>> BEGIN Extracted records

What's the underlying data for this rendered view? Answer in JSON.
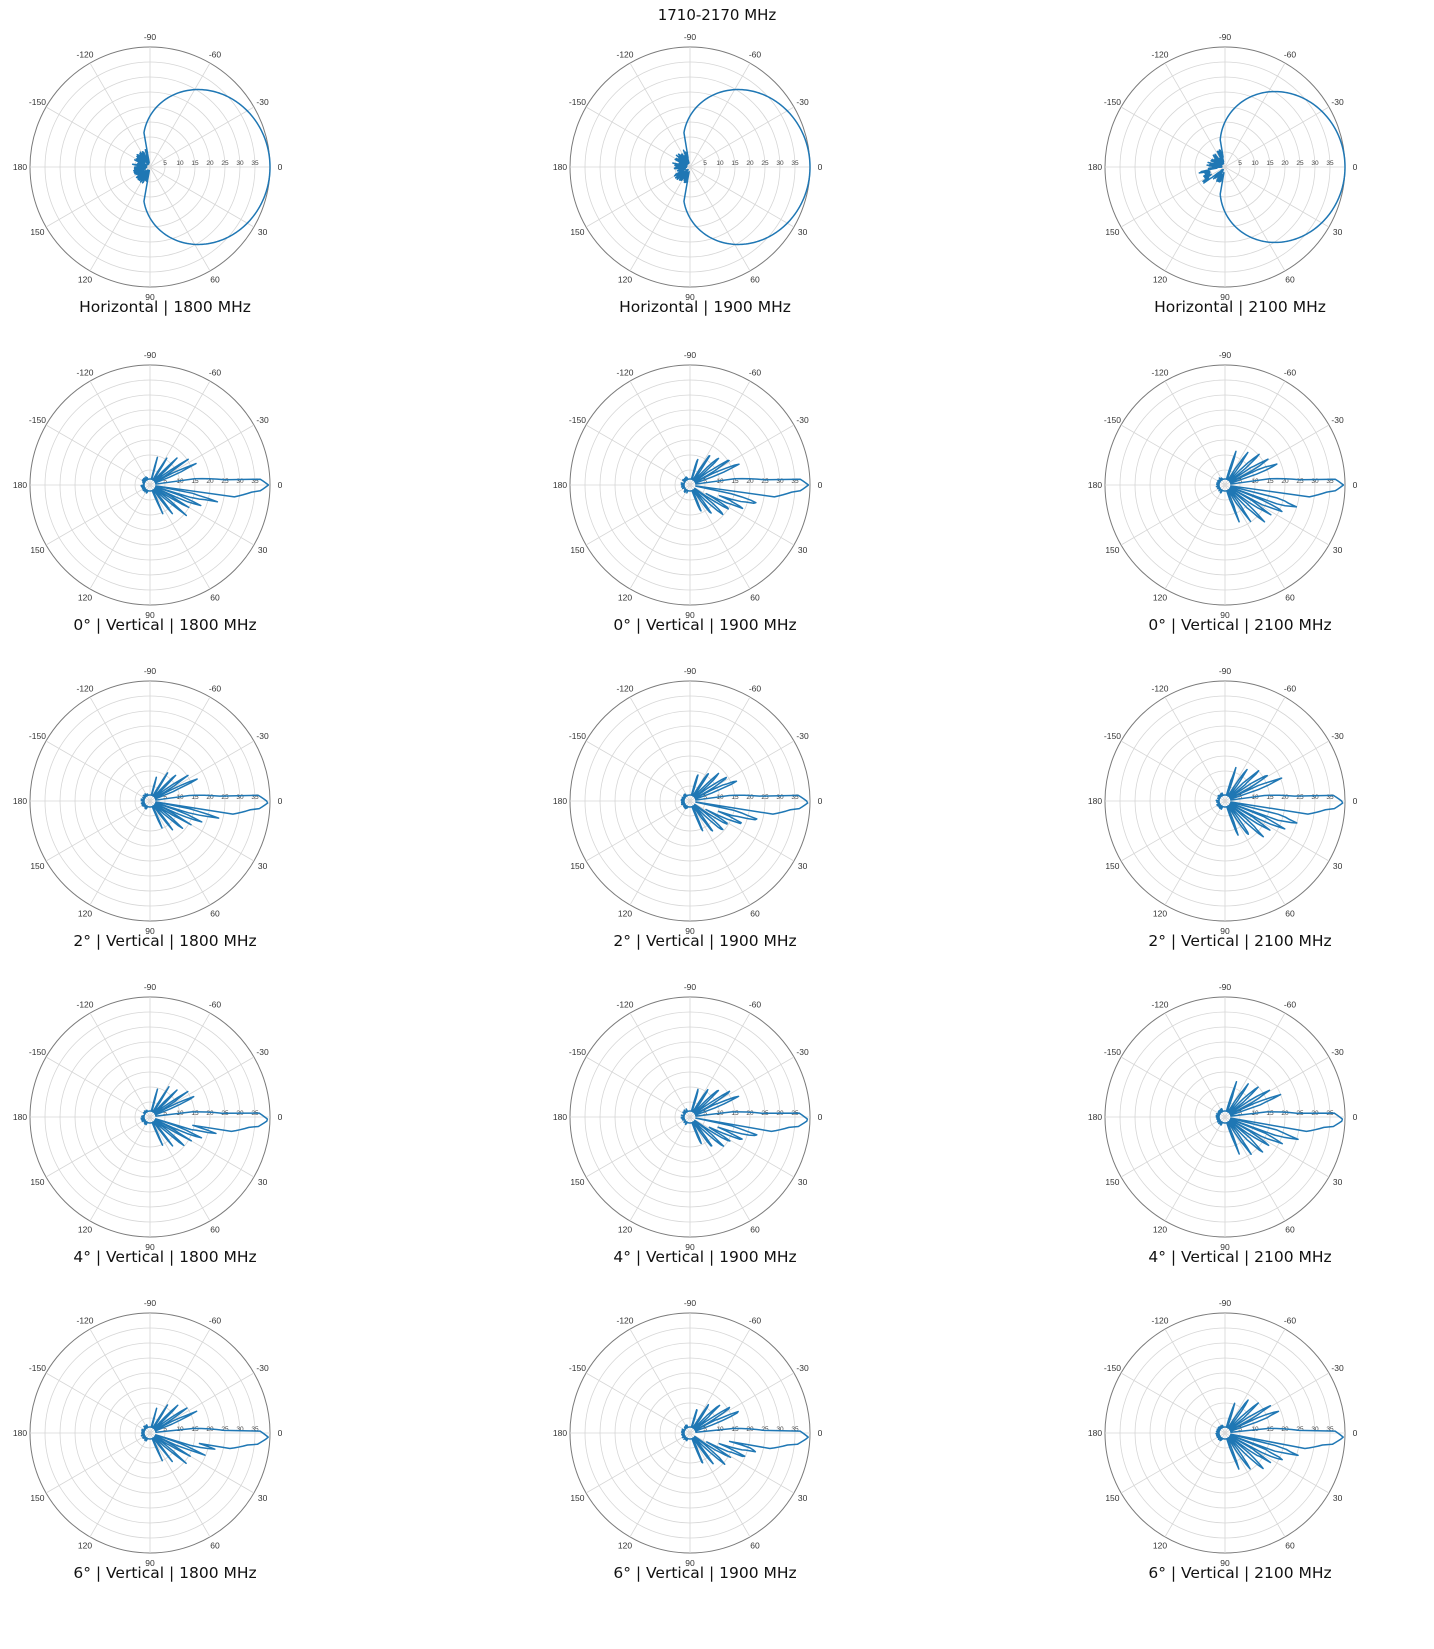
{
  "title": "1710-2170 MHz",
  "style": {
    "trace_color": "#1f77b4",
    "grid_color": "#d6d6d6",
    "outer_ring_color": "#7a7a7a"
  },
  "polar_axes": {
    "angle_tick_labels": [
      "0",
      "30",
      "60",
      "90",
      "120",
      "150",
      "180",
      "-150",
      "-120",
      "-90",
      "-60",
      "-30"
    ],
    "radial_tick_labels": [
      "35",
      "30",
      "25",
      "20",
      "15",
      "10",
      "5"
    ],
    "radial_unit_note": ""
  },
  "chart_data": [
    {
      "type": "polar",
      "caption": "Horizontal  |  1800 MHz",
      "pattern": "horizontal",
      "variant": 0,
      "r_axis": {
        "min_attenuation": 0,
        "max_attenuation": 40,
        "rings": [
          40,
          35,
          30,
          25,
          20,
          15,
          10,
          5,
          0
        ]
      },
      "peak_direction_deg": 0,
      "beamwidth_deg": 65
    },
    {
      "type": "polar",
      "caption": "Horizontal  |  1900 MHz",
      "pattern": "horizontal",
      "variant": 1,
      "r_axis": {
        "min_attenuation": 0,
        "max_attenuation": 40
      },
      "peak_direction_deg": 0,
      "beamwidth_deg": 65
    },
    {
      "type": "polar",
      "caption": "Horizontal  |  2100 MHz",
      "pattern": "horizontal",
      "variant": 2,
      "r_axis": {
        "min_attenuation": 0,
        "max_attenuation": 40
      },
      "peak_direction_deg": 0,
      "beamwidth_deg": 60
    },
    {
      "type": "polar",
      "caption": "0°  |  Vertical  |  1800 MHz",
      "pattern": "vertical",
      "tilt_deg": 0,
      "variant": 0
    },
    {
      "type": "polar",
      "caption": "0°  |  Vertical  |  1900 MHz",
      "pattern": "vertical",
      "tilt_deg": 0,
      "variant": 1
    },
    {
      "type": "polar",
      "caption": "0°  |  Vertical  |  2100 MHz",
      "pattern": "vertical",
      "tilt_deg": 0,
      "variant": 2
    },
    {
      "type": "polar",
      "caption": "2°  |  Vertical  |  1800 MHz",
      "pattern": "vertical",
      "tilt_deg": 2,
      "variant": 0
    },
    {
      "type": "polar",
      "caption": "2°  |  Vertical  |  1900 MHz",
      "pattern": "vertical",
      "tilt_deg": 2,
      "variant": 1
    },
    {
      "type": "polar",
      "caption": "2°  |  Vertical  |  2100 MHz",
      "pattern": "vertical",
      "tilt_deg": 2,
      "variant": 2
    },
    {
      "type": "polar",
      "caption": "4°  |  Vertical  |  1800 MHz",
      "pattern": "vertical",
      "tilt_deg": 4,
      "variant": 0
    },
    {
      "type": "polar",
      "caption": "4°  |  Vertical  |  1900 MHz",
      "pattern": "vertical",
      "tilt_deg": 4,
      "variant": 1
    },
    {
      "type": "polar",
      "caption": "4°  |  Vertical  |  2100 MHz",
      "pattern": "vertical",
      "tilt_deg": 4,
      "variant": 2
    },
    {
      "type": "polar",
      "caption": "6°  |  Vertical  |  1800 MHz",
      "pattern": "vertical",
      "tilt_deg": 6,
      "variant": 0
    },
    {
      "type": "polar",
      "caption": "6°  |  Vertical  |  1900 MHz",
      "pattern": "vertical",
      "tilt_deg": 6,
      "variant": 1
    },
    {
      "type": "polar",
      "caption": "6°  |  Vertical  |  2100 MHz",
      "pattern": "vertical",
      "tilt_deg": 6,
      "variant": 2
    }
  ]
}
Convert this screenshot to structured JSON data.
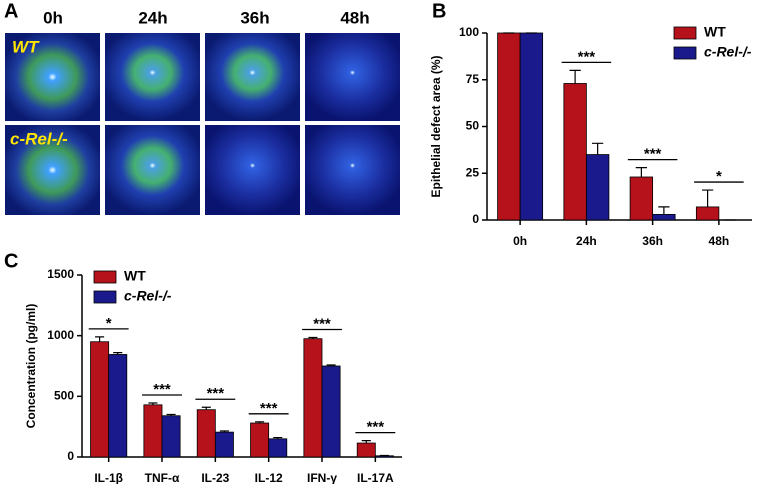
{
  "panel_labels": [
    "A",
    "B",
    "C"
  ],
  "images": {
    "columns": [
      "0h",
      "24h",
      "36h",
      "48h"
    ],
    "rows": [
      "WT",
      "c-Rel-/-"
    ]
  },
  "chart_data": [
    {
      "type": "bar",
      "ylabel": "Epithelial defect area (%)",
      "categories": [
        "0h",
        "24h",
        "36h",
        "48h"
      ],
      "series": [
        {
          "name": "WT",
          "color": "#b5121b",
          "values": [
            100,
            73,
            23,
            7
          ],
          "errors": [
            0,
            7,
            5,
            9
          ]
        },
        {
          "name": "c-Rel-/-",
          "color": "#1a1a8c",
          "values": [
            100,
            35,
            3,
            0
          ],
          "errors": [
            0,
            6,
            4,
            0
          ]
        }
      ],
      "significance": [
        null,
        "***",
        "***",
        "*"
      ],
      "ylim": [
        0,
        100
      ],
      "yticks": [
        0,
        25,
        50,
        75,
        100
      ],
      "legend": "upper right"
    },
    {
      "type": "bar",
      "ylabel": "Concentration (pg/ml)",
      "categories": [
        "IL-1β",
        "TNF-α",
        "IL-23",
        "IL-12",
        "IFN-γ",
        "IL-17A"
      ],
      "series": [
        {
          "name": "WT",
          "color": "#b5121b",
          "values": [
            950,
            430,
            390,
            280,
            975,
            115
          ],
          "errors": [
            40,
            15,
            20,
            10,
            10,
            20
          ]
        },
        {
          "name": "c-Rel-/-",
          "color": "#1a1a8c",
          "values": [
            845,
            340,
            205,
            150,
            750,
            10
          ],
          "errors": [
            15,
            10,
            10,
            10,
            8,
            3
          ]
        }
      ],
      "significance": [
        "*",
        "***",
        "***",
        "***",
        "***",
        "***"
      ],
      "ylim": [
        0,
        1500
      ],
      "yticks": [
        0,
        500,
        1000,
        1500
      ],
      "legend": "upper left"
    }
  ]
}
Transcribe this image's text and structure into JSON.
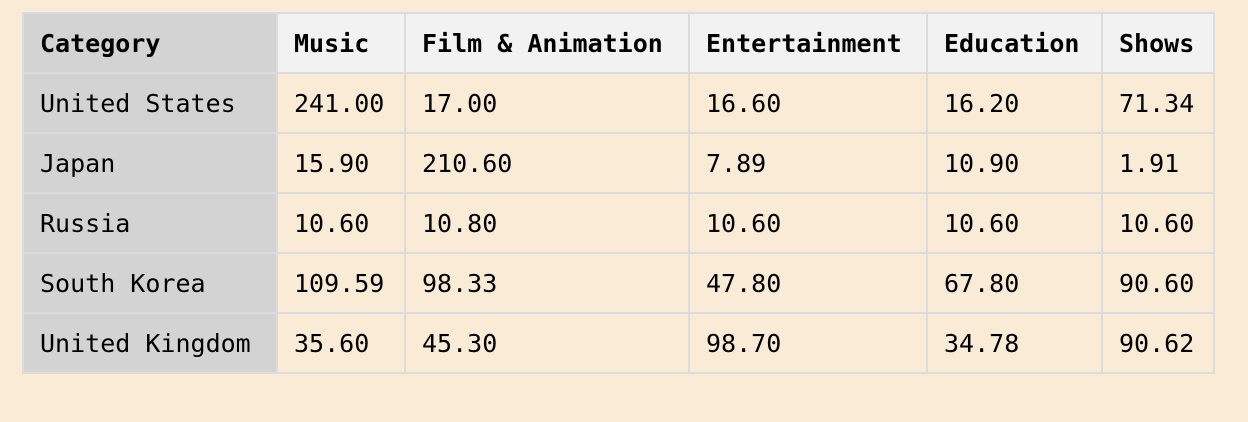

>> END Extracted records

**Aim of the exercise**. Output all of the entries verbatim, leaving out any images.

**Correct output**.
What's the underlying data for this rendered view? Answer in JSON.
{
  "title": "1710-2170 MHz",
  "style": {
    "trace_color": "#1f77b4",
    "grid_color": "#d6d6d6",
    "outer_ring_color": "#7a7a7a"
  },
  "polar_axes": {
    "angle_tick_labels": [
      "0",
      "30",
      "60",
      "90",
      "120",
      "150",
      "180",
      "-150",
      "-120",
      "-90",
      "-60",
      "-30"
    ],
    "radial_tick_labels": [
      "35",
      "30",
      "25",
      "20",
      "15",
      "10",
      "5"
    ],
    "radial_unit_note": ""
  },
  "chart_data": [
    {
      "type": "polar",
      "caption": "Horizontal  |  1800 MHz",
      "pattern": "horizontal",
      "variant": 0,
      "r_axis": {
        "min_attenuation": 0,
        "max_attenuation": 40,
        "rings": [
          40,
          35,
          30,
          25,
          20,
          15,
          10,
          5,
          0
        ]
      },
      "peak_direction_deg": 0,
      "beamwidth_deg": 65
    },
    {
      "type": "polar",
      "caption": "Horizontal  |  1900 MHz",
      "pattern": "horizontal",
      "variant": 1,
      "r_axis": {
        "min_attenuation": 0,
        "max_attenuation": 40
      },
      "peak_direction_deg": 0,
      "beamwidth_deg": 65
    },
    {
      "type": "polar",
      "caption": "Horizontal  |  2100 MHz",
      "pattern": "horizontal",
      "variant": 2,
      "r_axis": {
        "min_attenuation": 0,
        "max_attenuation": 40
      },
      "peak_direction_deg": 0,
      "beamwidth_deg": 60
    },
    {
      "type": "polar",
      "caption": "0°  |  Vertical  |  1800 MHz",
      "pattern": "vertical",
      "tilt_deg": 0,
      "variant": 0
    },
    {
      "type": "polar",
      "caption": "0°  |  Vertical  |  1900 MHz",
      "pattern": "vertical",
      "tilt_deg": 0,
      "variant": 1
    },
    {
      "type": "polar",
      "caption": "0°  |  Vertical  |  2100 MHz",
      "pattern": "vertical",
      "tilt_deg": 0,
      "variant": 2
    },
    {
      "type": "polar",
      "caption": "2°  |  Vertical  |  1800 MHz",
      "pattern": "vertical",
      "tilt_deg": 2,
      "variant": 0
    },
    {
      "type": "polar",
      "caption": "2°  |  Vertical  |  1900 MHz",
      "pattern": "vertical",
      "tilt_deg": 2,
      "variant": 1
    },
    {
      "type": "polar",
      "caption": "2°  |  Vertical  |  2100 MHz",
      "pattern": "vertical",
      "tilt_deg": 2,
      "variant": 2
    },
    {
      "type": "polar",
      "caption": "4°  |  Vertical  |  1800 MHz",
      "pattern": "vertical",
      "tilt_deg": 4,
      "variant": 0
    },
    {
      "type": "polar",
      "caption": "4°  |  Vertical  |  1900 MHz",
      "pattern": "vertical",
      "tilt_deg": 4,
      "variant": 1
    },
    {
      "type": "polar",
      "caption": "4°  |  Vertical  |  2100 MHz",
      "pattern": "vertical",
      "tilt_deg": 4,
      "variant": 2
    },
    {
      "type": "polar",
      "caption": "6°  |  Vertical  |  1800 MHz",
      "pattern": "vertical",
      "tilt_deg": 6,
      "variant": 0
    },
    {
      "type": "polar",
      "caption": "6°  |  Vertical  |  1900 MHz",
      "pattern": "vertical",
      "tilt_deg": 6,
      "variant": 1
    },
    {
      "type": "polar",
      "caption": "6°  |  Vertical  |  2100 MHz",
      "pattern": "vertical",
      "tilt_deg": 6,
      "variant": 2
    }
  ]
}
Convert this screenshot to structured JSON data.
{
  "panel_labels": [
    "A",
    "B",
    "C"
  ],
  "images": {
    "columns": [
      "0h",
      "24h",
      "36h",
      "48h"
    ],
    "rows": [
      "WT",
      "c-Rel-/-"
    ]
  },
  "chart_data": [
    {
      "type": "bar",
      "ylabel": "Epithelial defect area (%)",
      "categories": [
        "0h",
        "24h",
        "36h",
        "48h"
      ],
      "series": [
        {
          "name": "WT",
          "color": "#b5121b",
          "values": [
            100,
            73,
            23,
            7
          ],
          "errors": [
            0,
            7,
            5,
            9
          ]
        },
        {
          "name": "c-Rel-/-",
          "color": "#1a1a8c",
          "values": [
            100,
            35,
            3,
            0
          ],
          "errors": [
            0,
            6,
            4,
            0
          ]
        }
      ],
      "significance": [
        null,
        "***",
        "***",
        "*"
      ],
      "ylim": [
        0,
        100
      ],
      "yticks": [
        0,
        25,
        50,
        75,
        100
      ],
      "legend": "upper right"
    },
    {
      "type": "bar",
      "ylabel": "Concentration (pg/ml)",
      "categories": [
        "IL-1β",
        "TNF-α",
        "IL-23",
        "IL-12",
        "IFN-γ",
        "IL-17A"
      ],
      "series": [
        {
          "name": "WT",
          "color": "#b5121b",
          "values": [
            950,
            430,
            390,
            280,
            975,
            115
          ],
          "errors": [
            40,
            15,
            20,
            10,
            10,
            20
          ]
        },
        {
          "name": "c-Rel-/-",
          "color": "#1a1a8c",
          "values": [
            845,
            340,
            205,
            150,
            750,
            10
          ],
          "errors": [
            15,
            10,
            10,
            10,
            8,
            3
          ]
        }
      ],
      "significance": [
        "*",
        "***",
        "***",
        "***",
        "***",
        "***"
      ],
      "ylim": [
        0,
        1500
      ],
      "yticks": [
        0,
        500,
        1000,
        1500
      ],
      "legend": "upper left"
    }
  ]
}
Transcribe this image's text and structure into JSON.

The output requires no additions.